GOAL.
Extract all of the entries and set them down verbatim.

SUPPLIED MATERIAL.
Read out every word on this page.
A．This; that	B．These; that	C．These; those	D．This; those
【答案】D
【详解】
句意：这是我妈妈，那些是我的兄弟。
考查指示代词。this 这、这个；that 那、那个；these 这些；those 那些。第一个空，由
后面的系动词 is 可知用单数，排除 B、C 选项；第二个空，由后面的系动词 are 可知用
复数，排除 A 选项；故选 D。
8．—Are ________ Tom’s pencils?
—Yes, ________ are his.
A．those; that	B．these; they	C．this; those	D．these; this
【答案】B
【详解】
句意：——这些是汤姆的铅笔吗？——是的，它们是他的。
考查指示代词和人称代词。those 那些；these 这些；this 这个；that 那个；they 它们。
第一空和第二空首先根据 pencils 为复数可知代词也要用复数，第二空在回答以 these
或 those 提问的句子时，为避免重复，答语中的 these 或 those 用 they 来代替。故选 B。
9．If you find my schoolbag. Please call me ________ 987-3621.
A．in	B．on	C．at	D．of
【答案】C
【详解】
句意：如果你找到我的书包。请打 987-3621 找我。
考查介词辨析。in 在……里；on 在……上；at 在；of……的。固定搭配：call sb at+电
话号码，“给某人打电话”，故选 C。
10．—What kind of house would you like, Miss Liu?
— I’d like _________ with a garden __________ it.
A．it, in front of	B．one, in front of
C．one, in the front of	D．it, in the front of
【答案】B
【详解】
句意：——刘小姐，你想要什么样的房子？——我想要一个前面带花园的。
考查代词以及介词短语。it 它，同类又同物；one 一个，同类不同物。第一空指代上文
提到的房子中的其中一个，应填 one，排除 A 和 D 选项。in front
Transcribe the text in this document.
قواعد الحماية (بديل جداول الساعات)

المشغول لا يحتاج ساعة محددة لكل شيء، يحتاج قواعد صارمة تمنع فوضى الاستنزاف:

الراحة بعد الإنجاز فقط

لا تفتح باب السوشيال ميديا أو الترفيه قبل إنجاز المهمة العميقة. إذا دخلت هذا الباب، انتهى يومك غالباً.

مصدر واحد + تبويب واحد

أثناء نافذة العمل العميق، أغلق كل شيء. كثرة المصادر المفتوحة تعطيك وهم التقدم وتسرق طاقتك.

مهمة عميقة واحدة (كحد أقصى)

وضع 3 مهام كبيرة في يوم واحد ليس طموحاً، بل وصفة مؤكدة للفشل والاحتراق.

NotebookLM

WRITTEN ANSWER.
Read out every word on this page.
A．This; that	B．These; that	C．These; those	D．This; those
【答案】D
【详解】
句意：这是我妈妈，那些是我的兄弟。
考查指示代词。this 这、这个；that 那、那个；these 这些；those 那些。第一个空，由
后面的系动词 is 可知用单数，排除 B、C 选项；第二个空，由后面的系动词 are 可知用
复数，排除 A 选项；故选 D。
8．—Are ________ Tom’s pencils?
—Yes, ________ are his.
A．those; that	B．these; they	C．this; those	D．these; this
【答案】B
【详解】
句意：——这些是汤姆的铅笔吗？——是的，它们是他的。
考查指示代词和人称代词。those 那些；these 这些；this 这个；that 那个；they 它们。
第一空和第二空首先根据 pencils 为复数可知代词也要用复数，第二空在回答以 these
或 those 提问的句子时，为避免重复，答语中的 these 或 those 用 they 来代替。故选 B。
9．If you find my schoolbag. Please call me ________ 987-3621.
A．in	B．on	C．at	D．of
【答案】C
【详解】
句意：如果你找到我的书包。请打 987-3621 找我。
考查介词辨析。in 在……里；on 在……上；at 在；of……的。固定搭配：call sb at+电
话号码，“给某人打电话”，故选 C。
10．—What kind of house would you like, Miss Liu?
— I’d like _________ with a garden __________ it.
A．it, in front of	B．one, in front of
C．one, in the front of	D．it, in the front of
【答案】B
【详解】
句意：——刘小姐，你想要什么样的房子？——我想要一个前面带花园的。
考查代词以及介词短语。it 它，同类又同物；one 一个，同类不同物。第一空指代上文
提到的房子中的其中一个，应填 one，排除 A 和 D 选项。in front
Transcribe the text in this document.
قواعد الحماية (بديل جداول الساعات)

المشغول لا يحتاج ساعة محددة لكل شيء، يحتاج قواعد صارمة تمنع فوضى الاستنزاف:

الراحة بعد الإنجاز فقط

لا تفتح باب السوشيال ميديا أو الترفيه قبل إنجاز المهمة العميقة. إذا دخلت هذا الباب، انتهى يومك غالباً.

مصدر واحد + تبويب واحد

أثناء نافذة العمل العميق، أغلق كل شيء. كثرة المصادر المفتوحة تعطيك وهم التقدم وتسرق طاقتك.

مهمة عميقة واحدة (كحد أقصى)

وضع 3 مهام كبيرة في يوم واحد ليس طموحاً، بل وصفة مؤكدة للفشل والاحتراق.

NotebookLM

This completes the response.